### PROBLEM TO SOLVE
Copy out each line below that has the word "badge" in it.

/---

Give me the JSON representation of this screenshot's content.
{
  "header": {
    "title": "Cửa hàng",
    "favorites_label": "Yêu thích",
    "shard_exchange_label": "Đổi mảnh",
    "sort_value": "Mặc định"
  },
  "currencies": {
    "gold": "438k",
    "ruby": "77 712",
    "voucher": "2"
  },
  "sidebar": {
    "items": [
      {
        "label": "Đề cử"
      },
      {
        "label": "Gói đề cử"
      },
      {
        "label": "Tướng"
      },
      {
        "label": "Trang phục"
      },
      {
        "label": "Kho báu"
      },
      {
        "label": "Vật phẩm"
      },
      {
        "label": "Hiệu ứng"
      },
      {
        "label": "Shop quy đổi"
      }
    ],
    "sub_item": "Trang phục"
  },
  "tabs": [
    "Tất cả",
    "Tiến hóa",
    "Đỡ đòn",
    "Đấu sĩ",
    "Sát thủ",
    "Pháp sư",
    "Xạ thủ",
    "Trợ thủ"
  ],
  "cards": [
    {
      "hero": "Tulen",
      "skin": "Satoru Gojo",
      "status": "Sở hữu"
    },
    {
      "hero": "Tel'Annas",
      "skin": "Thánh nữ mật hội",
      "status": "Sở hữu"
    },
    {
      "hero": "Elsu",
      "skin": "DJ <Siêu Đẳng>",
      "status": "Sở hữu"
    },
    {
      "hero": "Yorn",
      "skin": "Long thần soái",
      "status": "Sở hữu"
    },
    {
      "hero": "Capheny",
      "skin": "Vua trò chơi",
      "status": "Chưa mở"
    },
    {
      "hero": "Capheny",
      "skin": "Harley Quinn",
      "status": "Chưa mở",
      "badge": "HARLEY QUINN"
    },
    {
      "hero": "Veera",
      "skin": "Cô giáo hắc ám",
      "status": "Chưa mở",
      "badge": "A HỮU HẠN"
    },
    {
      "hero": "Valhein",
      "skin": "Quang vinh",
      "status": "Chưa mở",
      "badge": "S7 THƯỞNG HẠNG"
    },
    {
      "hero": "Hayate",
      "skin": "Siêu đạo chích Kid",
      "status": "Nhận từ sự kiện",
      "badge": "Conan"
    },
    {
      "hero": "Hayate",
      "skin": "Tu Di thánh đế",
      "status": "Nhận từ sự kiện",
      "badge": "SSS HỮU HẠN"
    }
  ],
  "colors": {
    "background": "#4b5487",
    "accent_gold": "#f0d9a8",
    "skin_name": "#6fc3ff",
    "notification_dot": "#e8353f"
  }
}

\---

### ANSWER IN FULL
      "badge": "HARLEY QUINN"
      "badge": "A HỮU HẠN"
      "badge": "S7 THƯỞNG HẠNG"
      "badge": "Conan"
      "badge": "SSS HỮU HẠN"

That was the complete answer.